→ What you have to do: Write out the complete material exactly as it stands.

→ Exercise input:
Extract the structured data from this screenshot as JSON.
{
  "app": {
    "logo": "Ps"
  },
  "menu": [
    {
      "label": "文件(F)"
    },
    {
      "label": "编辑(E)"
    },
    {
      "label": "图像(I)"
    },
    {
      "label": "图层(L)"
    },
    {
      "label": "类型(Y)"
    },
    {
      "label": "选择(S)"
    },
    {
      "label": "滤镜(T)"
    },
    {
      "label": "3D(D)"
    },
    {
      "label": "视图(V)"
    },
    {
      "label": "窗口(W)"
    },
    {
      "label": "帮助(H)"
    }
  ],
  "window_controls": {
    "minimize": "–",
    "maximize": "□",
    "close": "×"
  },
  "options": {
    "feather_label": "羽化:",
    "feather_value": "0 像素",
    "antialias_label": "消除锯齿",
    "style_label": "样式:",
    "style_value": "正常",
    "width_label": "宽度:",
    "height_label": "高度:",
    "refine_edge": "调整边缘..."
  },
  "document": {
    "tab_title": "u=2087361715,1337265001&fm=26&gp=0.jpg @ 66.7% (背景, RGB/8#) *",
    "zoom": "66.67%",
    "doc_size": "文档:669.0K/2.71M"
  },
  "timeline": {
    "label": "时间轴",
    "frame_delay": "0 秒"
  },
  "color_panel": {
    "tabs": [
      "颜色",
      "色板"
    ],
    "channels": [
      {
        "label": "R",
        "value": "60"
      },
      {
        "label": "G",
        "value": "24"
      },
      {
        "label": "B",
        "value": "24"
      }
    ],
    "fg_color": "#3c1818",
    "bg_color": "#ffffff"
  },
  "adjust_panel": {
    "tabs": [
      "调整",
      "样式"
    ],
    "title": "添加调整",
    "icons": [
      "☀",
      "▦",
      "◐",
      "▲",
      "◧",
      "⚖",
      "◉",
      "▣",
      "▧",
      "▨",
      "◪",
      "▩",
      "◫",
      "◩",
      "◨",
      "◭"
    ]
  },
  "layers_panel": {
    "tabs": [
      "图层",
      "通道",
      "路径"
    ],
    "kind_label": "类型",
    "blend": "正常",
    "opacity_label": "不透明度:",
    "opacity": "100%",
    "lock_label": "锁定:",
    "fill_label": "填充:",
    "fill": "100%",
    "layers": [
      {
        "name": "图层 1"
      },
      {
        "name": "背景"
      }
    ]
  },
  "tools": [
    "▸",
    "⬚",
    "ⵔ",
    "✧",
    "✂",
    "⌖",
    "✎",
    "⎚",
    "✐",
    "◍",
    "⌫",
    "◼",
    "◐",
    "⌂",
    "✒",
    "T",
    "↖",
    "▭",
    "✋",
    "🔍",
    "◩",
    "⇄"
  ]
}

→ Response to the task:
Extract the structured data from this screenshot as JSON.
{
  "app": {
    "logo": "Ps"
  },
  "menu": [
    {
      "label": "文件(F)"
    },
    {
      "label": "编辑(E)"
    },
    {
      "label": "图像(I)"
    },
    {
      "label": "图层(L)"
    },
    {
      "label": "类型(Y)"
    },
    {
      "label": "选择(S)"
    },
    {
      "label": "滤镜(T)"
    },
    {
      "label": "3D(D)"
    },
    {
      "label": "视图(V)"
    },
    {
      "label": "窗口(W)"
    },
    {
      "label": "帮助(H)"
    }
  ],
  "window_controls": {
    "minimize": "–",
    "maximize": "□",
    "close": "×"
  },
  "options": {
    "feather_label": "羽化:",
    "feather_value": "0 像素",
    "antialias_label": "消除锯齿",
    "style_label": "样式:",
    "style_value": "正常",
    "width_label": "宽度:",
    "height_label": "高度:",
    "refine_edge": "调整边缘..."
  },
  "document": {
    "tab_title": "u=2087361715,1337265001&fm=26&gp=0.jpg @ 66.7% (背景, RGB/8#) *",
    "zoom": "66.67%",
    "doc_size": "文档:669.0K/2.71M"
  },
  "timeline": {
    "label": "时间轴",
    "frame_delay": "0 秒"
  },
  "color_panel": {
    "tabs": [
      "颜色",
      "色板"
    ],
    "channels": [
      {
        "label": "R",
        "value": "60"
      },
      {
        "label": "G",
        "value": "24"
      },
      {
        "label": "B",
        "value": "24"
      }
    ],
    "fg_color": "#3c1818",
    "bg_color": "#ffffff"
  },
  "adjust_panel": {
    "tabs": [
      "调整",
      "样式"
    ],
    "title": "添加调整",
    "icons": [
      "☀",
      "▦",
      "◐",
      "▲",
      "◧",
      "⚖",
      "◉",
      "▣",
      "▧",
      "▨",
      "◪",
      "▩",
      "◫",
      "◩",
      "◨",
      "◭"
    ]
  },
  "layers_panel": {
    "tabs": [
      "图层",
      "通道",
      "路径"
    ],
    "kind_label": "类型",
    "blend": "正常",
    "opacity_label": "不透明度:",
    "opacity": "100%",
    "lock_label": "锁定:",
    "fill_label": "填充:",
    "fill": "100%",
    "layers": [
      {
        "name": "图层 1"
      },
      {
        "name": "背景"
      }
    ]
  },
  "tools": [
    "▸",
    "⬚",
    "ⵔ",
    "✧",
    "✂",
    "⌖",
    "✎",
    "⎚",
    "✐",
    "◍",
    "⌫",
    "◼",
    "◐",
    "⌂",
    "✒",
    "T",
    "↖",
    "▭",
    "✋",
    "🔍",
    "◩",
    "⇄"
  ]
}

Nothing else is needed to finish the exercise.